**SHORT PROBLEM:** Where a line contains the word "this", copy that line.

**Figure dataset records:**
◆ ◆ ◆

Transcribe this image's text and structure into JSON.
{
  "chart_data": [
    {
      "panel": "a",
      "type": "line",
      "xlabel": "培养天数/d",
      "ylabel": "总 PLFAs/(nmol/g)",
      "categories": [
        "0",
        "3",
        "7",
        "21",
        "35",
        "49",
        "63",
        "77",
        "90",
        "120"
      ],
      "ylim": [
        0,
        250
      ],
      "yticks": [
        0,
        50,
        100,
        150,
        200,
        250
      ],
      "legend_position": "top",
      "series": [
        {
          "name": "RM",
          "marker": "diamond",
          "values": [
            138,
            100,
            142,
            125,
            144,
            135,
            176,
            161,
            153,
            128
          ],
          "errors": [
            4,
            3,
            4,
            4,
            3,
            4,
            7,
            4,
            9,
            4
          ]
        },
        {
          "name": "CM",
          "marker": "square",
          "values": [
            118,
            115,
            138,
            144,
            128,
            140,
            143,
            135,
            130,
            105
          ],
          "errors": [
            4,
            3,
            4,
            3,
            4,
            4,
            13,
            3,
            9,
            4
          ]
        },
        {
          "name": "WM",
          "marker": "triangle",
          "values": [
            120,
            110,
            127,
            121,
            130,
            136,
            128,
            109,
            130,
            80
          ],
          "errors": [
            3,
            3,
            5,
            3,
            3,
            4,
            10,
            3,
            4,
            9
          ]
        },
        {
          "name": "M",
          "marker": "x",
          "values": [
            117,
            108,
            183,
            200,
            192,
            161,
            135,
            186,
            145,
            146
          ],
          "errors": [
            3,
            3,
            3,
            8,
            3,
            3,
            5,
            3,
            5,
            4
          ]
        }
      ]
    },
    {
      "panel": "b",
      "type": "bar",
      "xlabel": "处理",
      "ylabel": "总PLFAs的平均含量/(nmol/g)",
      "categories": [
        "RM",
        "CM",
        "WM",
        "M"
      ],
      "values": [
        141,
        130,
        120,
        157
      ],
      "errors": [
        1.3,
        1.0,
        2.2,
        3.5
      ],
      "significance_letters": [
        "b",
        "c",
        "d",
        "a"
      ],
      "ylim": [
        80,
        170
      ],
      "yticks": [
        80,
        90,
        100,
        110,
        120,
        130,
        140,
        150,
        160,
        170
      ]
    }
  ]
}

◆ ◆ ◆

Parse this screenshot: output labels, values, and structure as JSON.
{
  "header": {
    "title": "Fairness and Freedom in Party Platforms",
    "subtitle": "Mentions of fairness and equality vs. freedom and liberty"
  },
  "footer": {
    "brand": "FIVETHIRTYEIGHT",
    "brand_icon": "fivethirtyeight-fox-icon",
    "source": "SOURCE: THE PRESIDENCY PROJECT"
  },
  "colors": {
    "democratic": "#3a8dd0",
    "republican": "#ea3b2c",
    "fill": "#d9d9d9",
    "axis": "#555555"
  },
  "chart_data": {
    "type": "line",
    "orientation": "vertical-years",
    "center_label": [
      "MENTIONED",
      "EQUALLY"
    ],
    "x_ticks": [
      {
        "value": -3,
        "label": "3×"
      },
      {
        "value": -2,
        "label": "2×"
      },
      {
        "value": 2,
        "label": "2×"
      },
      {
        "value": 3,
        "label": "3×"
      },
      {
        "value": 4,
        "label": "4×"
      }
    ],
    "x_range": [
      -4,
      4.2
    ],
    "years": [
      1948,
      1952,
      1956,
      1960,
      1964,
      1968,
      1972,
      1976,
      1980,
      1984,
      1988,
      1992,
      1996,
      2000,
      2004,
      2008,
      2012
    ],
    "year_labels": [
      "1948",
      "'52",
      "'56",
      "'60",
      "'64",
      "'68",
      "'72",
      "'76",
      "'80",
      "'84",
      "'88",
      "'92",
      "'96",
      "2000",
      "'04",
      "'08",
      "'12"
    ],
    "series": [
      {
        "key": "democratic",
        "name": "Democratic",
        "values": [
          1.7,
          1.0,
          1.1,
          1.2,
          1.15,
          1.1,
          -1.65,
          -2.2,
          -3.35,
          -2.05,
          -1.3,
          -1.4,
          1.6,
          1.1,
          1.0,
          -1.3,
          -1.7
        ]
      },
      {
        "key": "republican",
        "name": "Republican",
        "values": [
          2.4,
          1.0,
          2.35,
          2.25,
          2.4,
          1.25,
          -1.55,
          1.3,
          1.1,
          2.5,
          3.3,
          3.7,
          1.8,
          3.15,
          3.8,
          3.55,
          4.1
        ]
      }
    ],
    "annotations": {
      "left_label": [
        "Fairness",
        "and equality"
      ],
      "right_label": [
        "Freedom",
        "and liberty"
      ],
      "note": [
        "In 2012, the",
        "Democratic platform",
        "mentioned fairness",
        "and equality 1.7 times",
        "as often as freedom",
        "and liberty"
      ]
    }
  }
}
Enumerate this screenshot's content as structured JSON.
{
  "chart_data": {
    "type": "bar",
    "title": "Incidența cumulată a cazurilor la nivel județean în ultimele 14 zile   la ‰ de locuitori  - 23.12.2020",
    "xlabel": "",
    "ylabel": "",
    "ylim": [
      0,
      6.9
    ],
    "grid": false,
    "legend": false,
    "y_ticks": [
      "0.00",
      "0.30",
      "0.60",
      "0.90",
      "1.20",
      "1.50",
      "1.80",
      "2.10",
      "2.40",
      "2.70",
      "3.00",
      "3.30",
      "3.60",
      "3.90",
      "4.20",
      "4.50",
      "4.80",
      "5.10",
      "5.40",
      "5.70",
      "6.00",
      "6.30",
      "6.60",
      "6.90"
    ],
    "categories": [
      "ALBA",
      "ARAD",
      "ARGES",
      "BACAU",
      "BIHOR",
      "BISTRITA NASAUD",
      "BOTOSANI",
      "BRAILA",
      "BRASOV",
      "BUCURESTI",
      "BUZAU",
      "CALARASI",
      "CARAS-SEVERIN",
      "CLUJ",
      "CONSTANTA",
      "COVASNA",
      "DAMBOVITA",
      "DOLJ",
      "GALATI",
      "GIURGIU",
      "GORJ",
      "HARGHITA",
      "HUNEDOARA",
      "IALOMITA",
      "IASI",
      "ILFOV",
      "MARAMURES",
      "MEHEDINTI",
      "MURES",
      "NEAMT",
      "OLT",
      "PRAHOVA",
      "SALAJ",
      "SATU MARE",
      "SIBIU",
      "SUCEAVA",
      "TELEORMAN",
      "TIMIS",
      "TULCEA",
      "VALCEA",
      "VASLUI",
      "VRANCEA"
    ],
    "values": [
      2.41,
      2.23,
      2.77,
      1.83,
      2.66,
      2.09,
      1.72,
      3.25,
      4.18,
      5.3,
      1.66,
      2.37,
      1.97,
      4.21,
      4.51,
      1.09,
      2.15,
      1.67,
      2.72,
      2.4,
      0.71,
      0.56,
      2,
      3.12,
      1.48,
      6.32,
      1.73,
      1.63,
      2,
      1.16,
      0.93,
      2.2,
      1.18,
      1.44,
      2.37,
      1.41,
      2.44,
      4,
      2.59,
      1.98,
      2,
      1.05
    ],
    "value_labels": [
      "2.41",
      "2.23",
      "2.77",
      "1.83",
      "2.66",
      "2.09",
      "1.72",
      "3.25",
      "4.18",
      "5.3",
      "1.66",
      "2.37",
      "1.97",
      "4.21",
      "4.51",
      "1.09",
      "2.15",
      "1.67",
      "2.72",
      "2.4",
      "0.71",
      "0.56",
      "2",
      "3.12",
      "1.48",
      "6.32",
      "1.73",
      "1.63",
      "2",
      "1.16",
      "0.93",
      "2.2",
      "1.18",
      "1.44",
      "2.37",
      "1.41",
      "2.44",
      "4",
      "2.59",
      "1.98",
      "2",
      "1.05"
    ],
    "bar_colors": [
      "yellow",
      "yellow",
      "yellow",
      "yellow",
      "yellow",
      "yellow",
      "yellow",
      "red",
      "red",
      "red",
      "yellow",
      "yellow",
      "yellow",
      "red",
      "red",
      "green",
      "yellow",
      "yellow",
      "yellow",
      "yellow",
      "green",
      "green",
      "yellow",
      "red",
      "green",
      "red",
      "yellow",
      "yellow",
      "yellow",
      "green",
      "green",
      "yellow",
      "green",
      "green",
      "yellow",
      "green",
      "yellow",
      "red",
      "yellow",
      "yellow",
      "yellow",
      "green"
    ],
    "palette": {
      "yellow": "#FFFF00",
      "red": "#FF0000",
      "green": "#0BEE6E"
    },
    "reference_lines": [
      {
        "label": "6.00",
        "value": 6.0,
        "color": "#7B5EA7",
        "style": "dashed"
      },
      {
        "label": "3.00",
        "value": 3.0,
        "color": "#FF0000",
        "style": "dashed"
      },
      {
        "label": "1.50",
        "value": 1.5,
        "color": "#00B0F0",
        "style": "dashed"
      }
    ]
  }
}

◆ ◆ ◆

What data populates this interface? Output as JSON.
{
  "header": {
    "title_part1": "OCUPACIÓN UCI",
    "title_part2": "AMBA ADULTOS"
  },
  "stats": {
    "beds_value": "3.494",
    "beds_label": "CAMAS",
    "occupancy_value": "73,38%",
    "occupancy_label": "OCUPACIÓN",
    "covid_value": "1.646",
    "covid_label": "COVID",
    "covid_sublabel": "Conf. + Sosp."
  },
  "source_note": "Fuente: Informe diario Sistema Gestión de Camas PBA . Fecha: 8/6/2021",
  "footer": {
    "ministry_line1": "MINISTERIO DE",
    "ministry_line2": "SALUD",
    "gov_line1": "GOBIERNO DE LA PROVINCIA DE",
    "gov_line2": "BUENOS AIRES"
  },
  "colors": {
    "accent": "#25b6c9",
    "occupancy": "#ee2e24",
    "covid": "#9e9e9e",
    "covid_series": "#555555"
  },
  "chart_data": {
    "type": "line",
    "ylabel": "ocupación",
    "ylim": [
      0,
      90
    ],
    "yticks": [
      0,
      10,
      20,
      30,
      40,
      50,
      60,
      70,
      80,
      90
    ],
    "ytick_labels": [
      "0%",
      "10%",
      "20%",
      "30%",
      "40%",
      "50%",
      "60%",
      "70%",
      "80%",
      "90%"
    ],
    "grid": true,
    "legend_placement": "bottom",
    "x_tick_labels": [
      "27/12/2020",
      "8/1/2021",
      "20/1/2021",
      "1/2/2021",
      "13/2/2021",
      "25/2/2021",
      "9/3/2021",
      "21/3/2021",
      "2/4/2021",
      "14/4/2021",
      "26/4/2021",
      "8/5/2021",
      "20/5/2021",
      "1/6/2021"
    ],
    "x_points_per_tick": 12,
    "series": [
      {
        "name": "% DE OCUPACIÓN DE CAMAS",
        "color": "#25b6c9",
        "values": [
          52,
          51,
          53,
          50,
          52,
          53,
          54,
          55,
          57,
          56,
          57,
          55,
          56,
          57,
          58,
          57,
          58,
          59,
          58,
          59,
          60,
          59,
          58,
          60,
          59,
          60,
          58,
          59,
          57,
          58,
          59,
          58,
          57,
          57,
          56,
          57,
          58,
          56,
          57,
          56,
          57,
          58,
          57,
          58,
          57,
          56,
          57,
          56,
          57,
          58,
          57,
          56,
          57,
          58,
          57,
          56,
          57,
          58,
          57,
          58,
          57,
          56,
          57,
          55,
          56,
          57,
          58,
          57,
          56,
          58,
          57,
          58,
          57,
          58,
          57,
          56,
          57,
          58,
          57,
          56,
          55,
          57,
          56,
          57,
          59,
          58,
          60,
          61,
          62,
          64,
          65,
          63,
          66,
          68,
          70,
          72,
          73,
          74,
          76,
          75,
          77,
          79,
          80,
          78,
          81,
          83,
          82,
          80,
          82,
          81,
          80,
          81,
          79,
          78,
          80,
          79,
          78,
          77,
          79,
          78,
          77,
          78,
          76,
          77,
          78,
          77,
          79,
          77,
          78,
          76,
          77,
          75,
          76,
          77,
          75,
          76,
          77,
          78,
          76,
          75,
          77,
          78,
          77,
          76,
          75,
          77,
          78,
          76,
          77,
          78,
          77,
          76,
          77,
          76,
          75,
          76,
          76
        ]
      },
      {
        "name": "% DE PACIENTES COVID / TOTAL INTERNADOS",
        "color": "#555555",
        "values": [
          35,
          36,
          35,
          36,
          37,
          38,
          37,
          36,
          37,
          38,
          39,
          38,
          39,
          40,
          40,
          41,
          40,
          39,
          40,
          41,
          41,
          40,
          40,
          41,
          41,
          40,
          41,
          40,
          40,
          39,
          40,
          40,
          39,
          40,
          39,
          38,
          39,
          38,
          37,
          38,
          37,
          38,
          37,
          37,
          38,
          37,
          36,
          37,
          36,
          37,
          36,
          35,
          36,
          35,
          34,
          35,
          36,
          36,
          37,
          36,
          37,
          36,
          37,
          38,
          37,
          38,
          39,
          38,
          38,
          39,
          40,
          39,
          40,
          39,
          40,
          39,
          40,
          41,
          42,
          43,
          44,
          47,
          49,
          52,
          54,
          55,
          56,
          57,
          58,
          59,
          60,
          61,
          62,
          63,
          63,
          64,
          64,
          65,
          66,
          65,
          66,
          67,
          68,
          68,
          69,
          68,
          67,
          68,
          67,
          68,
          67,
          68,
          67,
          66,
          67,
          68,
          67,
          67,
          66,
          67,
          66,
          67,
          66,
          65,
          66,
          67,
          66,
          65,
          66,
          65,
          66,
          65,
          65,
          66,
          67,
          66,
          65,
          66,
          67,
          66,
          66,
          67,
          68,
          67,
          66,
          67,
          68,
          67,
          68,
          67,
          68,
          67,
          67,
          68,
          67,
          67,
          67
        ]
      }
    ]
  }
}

◆ ◆ ◆

**EXERCISE ANSWER:**
Transcribe this image's text and structure into JSON.
Parse this screenshot: output labels, values, and structure as JSON.
Enumerate this screenshot's content as structured JSON.
What data populates this interface? Output as JSON.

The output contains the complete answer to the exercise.